• YOUR GOAL
Work through the listing below and count the lines that hold "JSON". Answer with the number alone.

--------------------

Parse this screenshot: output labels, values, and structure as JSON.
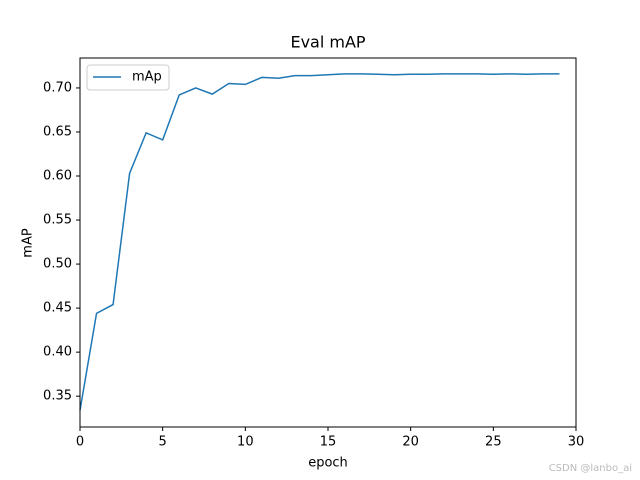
{
  "chart_data": {
    "type": "line",
    "title": "Eval mAP",
    "x_label": "epoch",
    "y_label": "mAP",
    "x": [
      0,
      1,
      2,
      3,
      4,
      5,
      6,
      7,
      8,
      9,
      10,
      11,
      12,
      13,
      14,
      15,
      16,
      17,
      18,
      19,
      20,
      21,
      22,
      23,
      24,
      25,
      26,
      27,
      28,
      29
    ],
    "series": [
      {
        "name": "mAp",
        "color": "#1f77b4",
        "values": [
          0.334,
          0.444,
          0.454,
          0.603,
          0.649,
          0.641,
          0.692,
          0.7,
          0.693,
          0.705,
          0.704,
          0.712,
          0.711,
          0.714,
          0.714,
          0.715,
          0.716,
          0.716,
          0.7155,
          0.715,
          0.7155,
          0.7155,
          0.716,
          0.716,
          0.716,
          0.7155,
          0.716,
          0.7155,
          0.716,
          0.716
        ]
      }
    ],
    "xlim": [
      0,
      30
    ],
    "xticks": [
      0,
      5,
      10,
      15,
      20,
      25,
      30
    ],
    "ylim": [
      0.315,
      0.734
    ],
    "yticks": [
      {
        "value": 0.35,
        "label": "0.35"
      },
      {
        "value": 0.4,
        "label": "0.40"
      },
      {
        "value": 0.45,
        "label": "0.45"
      },
      {
        "value": 0.5,
        "label": "0.50"
      },
      {
        "value": 0.55,
        "label": "0.55"
      },
      {
        "value": 0.6,
        "label": "0.60"
      },
      {
        "value": 0.65,
        "label": "0.65"
      },
      {
        "value": 0.7,
        "label": "0.70"
      }
    ],
    "legend": "upper left",
    "grid": false,
    "watermark": "CSDN @lanbo_ai"
  }
}
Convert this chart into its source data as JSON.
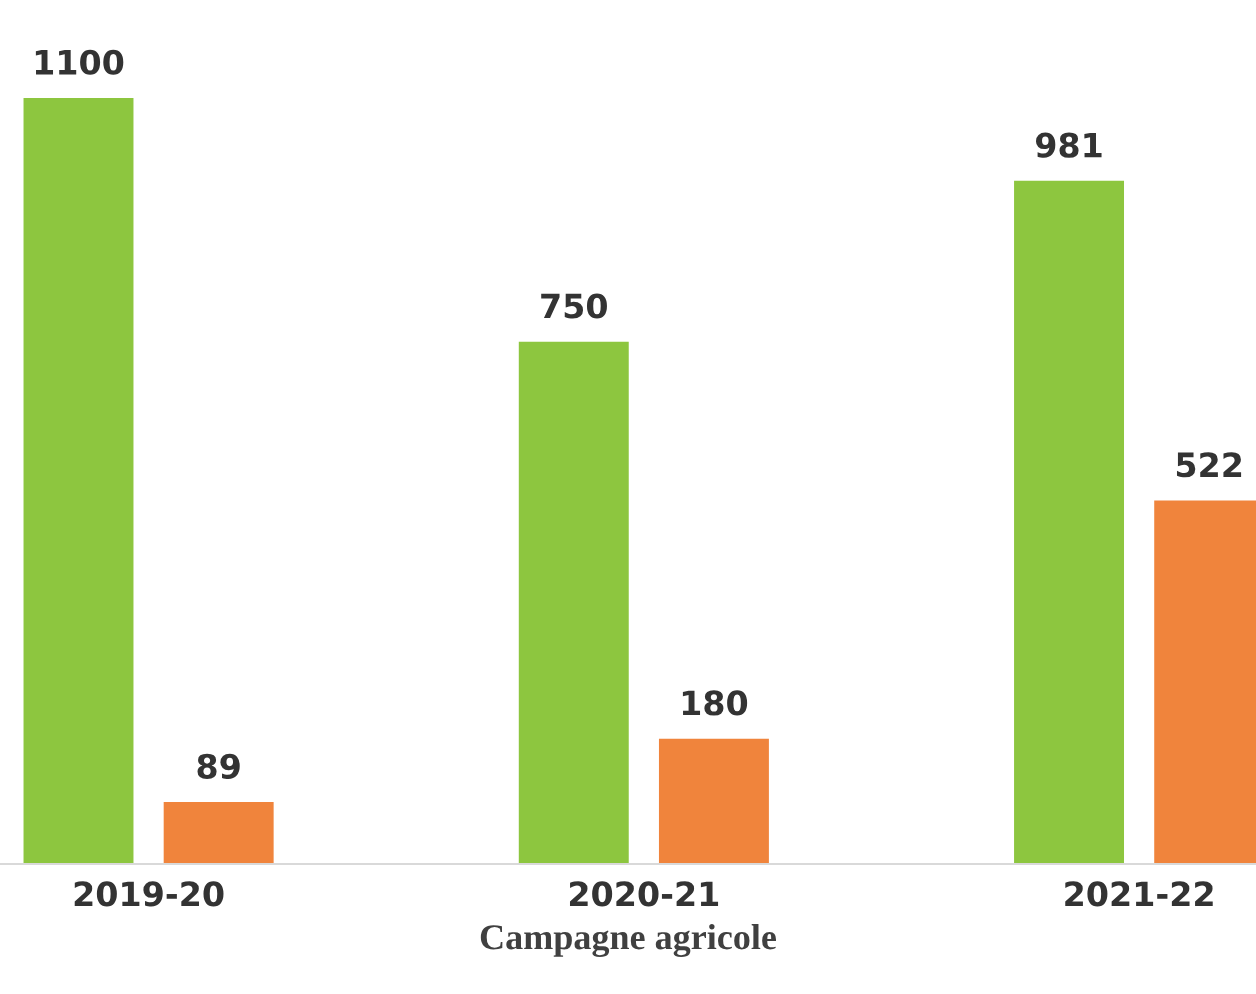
{
  "chart_data": {
    "type": "bar",
    "xlabel": "Campagne agricole",
    "categories": [
      "2019-20",
      "2020-21",
      "2021-22"
    ],
    "series": [
      {
        "color": "#8dc63f",
        "values": [
          1100,
          750,
          981
        ]
      },
      {
        "color": "#f0843c",
        "values": [
          89,
          180,
          522
        ]
      }
    ],
    "data_labels": true,
    "grid": false,
    "legend": false
  }
}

--------------------

• OUTPUT OF THE TASK
2